[Begin Dataset records]

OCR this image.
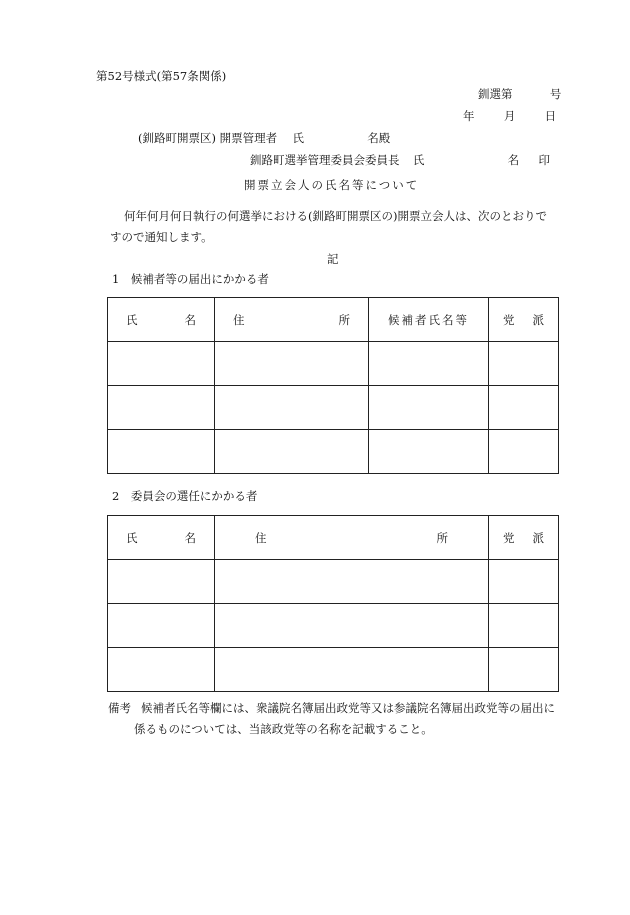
第52号様式(第57条関係)
釧選第	号
年	月	日
(釧路町開票区) 開票管理者 氏	名殿
釧路町選挙管理委員会委員長 氏	名 印
開票立会人の氏名等について
何年何月何日執行の何選挙における(釧路町開票区の)開票立会人は、次のとおりで
すので通知します。
記
1　候補者等の届出にかかる者
氏 名	住 所	候補者氏名等	党 派

2　委員会の選任にかかる者
氏 名	住 所	党 派

備考 候補者氏名等欄には、衆議院名簿届出政党等又は参議院名簿届出政党等の届出に
係るものについては、当該政党等の名称を記載すること。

[End Dataset records]

** Task objective **
Leave images out of the retyped records; keep all else exact.

** Result for this task **
OCR this image.
第52号様式(第57条関係)
釧選第	号
年	月	日
(釧路町開票区) 開票管理者 氏	名殿
釧路町選挙管理委員会委員長 氏	名 印
開票立会人の氏名等について
何年何月何日執行の何選挙における(釧路町開票区の)開票立会人は、次のとおりで
すので通知します。
記
1　候補者等の届出にかかる者
氏 名	住 所	候補者氏名等	党 派

2　委員会の選任にかかる者
氏 名	住 所	党 派

備考 候補者氏名等欄には、衆議院名簿届出政党等又は参議院名簿届出政党等の届出に
係るものについては、当該政党等の名称を記載すること。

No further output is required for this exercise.